Supplied information:
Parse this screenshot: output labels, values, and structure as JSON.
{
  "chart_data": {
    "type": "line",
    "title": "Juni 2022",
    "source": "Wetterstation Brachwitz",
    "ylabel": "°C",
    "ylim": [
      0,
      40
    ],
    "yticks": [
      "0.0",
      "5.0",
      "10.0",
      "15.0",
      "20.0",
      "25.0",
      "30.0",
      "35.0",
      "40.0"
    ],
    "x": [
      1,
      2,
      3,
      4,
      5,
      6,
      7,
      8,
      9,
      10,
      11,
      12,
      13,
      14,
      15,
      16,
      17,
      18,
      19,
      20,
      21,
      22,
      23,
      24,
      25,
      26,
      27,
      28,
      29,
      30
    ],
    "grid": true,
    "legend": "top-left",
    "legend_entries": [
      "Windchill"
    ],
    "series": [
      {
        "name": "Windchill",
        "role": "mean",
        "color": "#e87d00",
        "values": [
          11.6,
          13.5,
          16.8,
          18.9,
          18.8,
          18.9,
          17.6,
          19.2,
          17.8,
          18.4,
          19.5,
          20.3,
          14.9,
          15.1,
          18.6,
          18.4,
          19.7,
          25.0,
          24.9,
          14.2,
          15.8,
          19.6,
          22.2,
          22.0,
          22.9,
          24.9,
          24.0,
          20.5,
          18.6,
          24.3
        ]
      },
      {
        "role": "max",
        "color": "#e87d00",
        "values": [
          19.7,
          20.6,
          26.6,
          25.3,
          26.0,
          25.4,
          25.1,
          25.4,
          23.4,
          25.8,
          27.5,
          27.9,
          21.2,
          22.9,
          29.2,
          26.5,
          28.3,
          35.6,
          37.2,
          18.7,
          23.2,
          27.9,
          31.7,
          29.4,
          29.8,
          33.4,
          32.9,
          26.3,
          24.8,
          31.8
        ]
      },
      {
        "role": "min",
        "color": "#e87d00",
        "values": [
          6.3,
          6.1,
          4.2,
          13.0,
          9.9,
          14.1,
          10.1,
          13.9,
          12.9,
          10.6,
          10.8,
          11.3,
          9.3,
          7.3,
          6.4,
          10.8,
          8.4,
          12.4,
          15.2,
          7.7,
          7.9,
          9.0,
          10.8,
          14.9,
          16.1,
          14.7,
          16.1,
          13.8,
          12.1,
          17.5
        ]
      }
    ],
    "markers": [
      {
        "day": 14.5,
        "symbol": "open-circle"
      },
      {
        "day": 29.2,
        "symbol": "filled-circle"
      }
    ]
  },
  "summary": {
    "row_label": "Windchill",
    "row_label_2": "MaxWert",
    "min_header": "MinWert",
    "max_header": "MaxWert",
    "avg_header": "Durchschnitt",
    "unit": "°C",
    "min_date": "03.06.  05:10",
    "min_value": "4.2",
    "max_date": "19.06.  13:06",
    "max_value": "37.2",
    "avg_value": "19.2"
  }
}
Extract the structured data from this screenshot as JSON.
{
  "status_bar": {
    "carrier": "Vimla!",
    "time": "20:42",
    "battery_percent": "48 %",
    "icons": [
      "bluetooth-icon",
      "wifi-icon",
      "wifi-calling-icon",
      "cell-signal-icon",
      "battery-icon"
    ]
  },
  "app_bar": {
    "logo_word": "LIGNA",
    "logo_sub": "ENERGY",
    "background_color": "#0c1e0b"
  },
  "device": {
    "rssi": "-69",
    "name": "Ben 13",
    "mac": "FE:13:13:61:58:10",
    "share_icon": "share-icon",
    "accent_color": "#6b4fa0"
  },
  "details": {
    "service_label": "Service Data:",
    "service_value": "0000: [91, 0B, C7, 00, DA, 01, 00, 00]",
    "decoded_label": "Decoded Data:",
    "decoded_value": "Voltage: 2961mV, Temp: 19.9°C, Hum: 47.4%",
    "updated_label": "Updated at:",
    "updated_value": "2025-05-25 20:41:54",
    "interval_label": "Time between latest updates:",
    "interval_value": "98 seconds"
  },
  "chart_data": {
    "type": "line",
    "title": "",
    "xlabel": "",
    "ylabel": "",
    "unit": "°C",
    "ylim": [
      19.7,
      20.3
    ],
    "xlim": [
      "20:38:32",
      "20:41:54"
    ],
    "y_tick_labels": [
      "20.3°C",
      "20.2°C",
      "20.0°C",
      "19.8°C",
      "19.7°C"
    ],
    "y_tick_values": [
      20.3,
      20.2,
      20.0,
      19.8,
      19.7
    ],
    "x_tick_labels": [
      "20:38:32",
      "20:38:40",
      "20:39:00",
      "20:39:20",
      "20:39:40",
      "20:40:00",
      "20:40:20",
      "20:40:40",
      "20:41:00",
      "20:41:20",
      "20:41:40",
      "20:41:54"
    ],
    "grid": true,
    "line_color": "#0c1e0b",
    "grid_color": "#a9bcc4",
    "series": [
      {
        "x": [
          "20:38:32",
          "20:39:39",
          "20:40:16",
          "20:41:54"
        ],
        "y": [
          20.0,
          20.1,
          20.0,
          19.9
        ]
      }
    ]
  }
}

Short task:
Extract each line of the listing above, copying it word for word.

Solution for this task:
Parse this screenshot: output labels, values, and structure as JSON.
{
  "chart_data": {
    "type": "line",
    "title": "Juni 2022",
    "source": "Wetterstation Brachwitz",
    "ylabel": "°C",
    "ylim": [
      0,
      40
    ],
    "yticks": [
      "0.0",
      "5.0",
      "10.0",
      "15.0",
      "20.0",
      "25.0",
      "30.0",
      "35.0",
      "40.0"
    ],
    "x": [
      1,
      2,
      3,
      4,
      5,
      6,
      7,
      8,
      9,
      10,
      11,
      12,
      13,
      14,
      15,
      16,
      17,
      18,
      19,
      20,
      21,
      22,
      23,
      24,
      25,
      26,
      27,
      28,
      29,
      30
    ],
    "grid": true,
    "legend": "top-left",
    "legend_entries": [
      "Windchill"
    ],
    "series": [
      {
        "name": "Windchill",
        "role": "mean",
        "color": "#e87d00",
        "values": [
          11.6,
          13.5,
          16.8,
          18.9,
          18.8,
          18.9,
          17.6,
          19.2,
          17.8,
          18.4,
          19.5,
          20.3,
          14.9,
          15.1,
          18.6,
          18.4,
          19.7,
          25.0,
          24.9,
          14.2,
          15.8,
          19.6,
          22.2,
          22.0,
          22.9,
          24.9,
          24.0,
          20.5,
          18.6,
          24.3
        ]
      },
      {
        "role": "max",
        "color": "#e87d00",
        "values": [
          19.7,
          20.6,
          26.6,
          25.3,
          26.0,
          25.4,
          25.1,
          25.4,
          23.4,
          25.8,
          27.5,
          27.9,
          21.2,
          22.9,
          29.2,
          26.5,
          28.3,
          35.6,
          37.2,
          18.7,
          23.2,
          27.9,
          31.7,
          29.4,
          29.8,
          33.4,
          32.9,
          26.3,
          24.8,
          31.8
        ]
      },
      {
        "role": "min",
        "color": "#e87d00",
        "values": [
          6.3,
          6.1,
          4.2,
          13.0,
          9.9,
          14.1,
          10.1,
          13.9,
          12.9,
          10.6,
          10.8,
          11.3,
          9.3,
          7.3,
          6.4,
          10.8,
          8.4,
          12.4,
          15.2,
          7.7,
          7.9,
          9.0,
          10.8,
          14.9,
          16.1,
          14.7,
          16.1,
          13.8,
          12.1,
          17.5
        ]
      }
    ],
    "markers": [
      {
        "day": 14.5,
        "symbol": "open-circle"
      },
      {
        "day": 29.2,
        "symbol": "filled-circle"
      }
    ]
  },
  "summary": {
    "row_label": "Windchill",
    "row_label_2": "MaxWert",
    "min_header": "MinWert",
    "max_header": "MaxWert",
    "avg_header": "Durchschnitt",
    "unit": "°C",
    "min_date": "03.06.  05:10",
    "min_value": "4.2",
    "max_date": "19.06.  13:06",
    "max_value": "37.2",
    "avg_value": "19.2"
  }
}
Extract the structured data from this screenshot as JSON.
{
  "status_bar": {
    "carrier": "Vimla!",
    "time": "20:42",
    "battery_percent": "48 %",
    "icons": [
      "bluetooth-icon",
      "wifi-icon",
      "wifi-calling-icon",
      "cell-signal-icon",
      "battery-icon"
    ]
  },
  "app_bar": {
    "logo_word": "LIGNA",
    "logo_sub": "ENERGY",
    "background_color": "#0c1e0b"
  },
  "device": {
    "rssi": "-69",
    "name": "Ben 13",
    "mac": "FE:13:13:61:58:10",
    "share_icon": "share-icon",
    "accent_color": "#6b4fa0"
  },
  "details": {
    "service_label": "Service Data:",
    "service_value": "0000: [91, 0B, C7, 00, DA, 01, 00, 00]",
    "decoded_label": "Decoded Data:",
    "decoded_value": "Voltage: 2961mV, Temp: 19.9°C, Hum: 47.4%",
    "updated_label": "Updated at:",
    "updated_value": "2025-05-25 20:41:54",
    "interval_label": "Time between latest updates:",
    "interval_value": "98 seconds"
  },
  "chart_data": {
    "type": "line",
    "title": "",
    "xlabel": "",
    "ylabel": "",
    "unit": "°C",
    "ylim": [
      19.7,
      20.3
    ],
    "xlim": [
      "20:38:32",
      "20:41:54"
    ],
    "y_tick_labels": [
      "20.3°C",
      "20.2°C",
      "20.0°C",
      "19.8°C",
      "19.7°C"
    ],
    "y_tick_values": [
      20.3,
      20.2,
      20.0,
      19.8,
      19.7
    ],
    "x_tick_labels": [
      "20:38:32",
      "20:38:40",
      "20:39:00",
      "20:39:20",
      "20:39:40",
      "20:40:00",
      "20:40:20",
      "20:40:40",
      "20:41:00",
      "20:41:20",
      "20:41:40",
      "20:41:54"
    ],
    "grid": true,
    "line_color": "#0c1e0b",
    "grid_color": "#a9bcc4",
    "series": [
      {
        "x": [
          "20:38:32",
          "20:39:39",
          "20:40:16",
          "20:41:54"
        ],
        "y": [
          20.0,
          20.1,
          20.0,
          19.9
        ]
      }
    ]
  }
}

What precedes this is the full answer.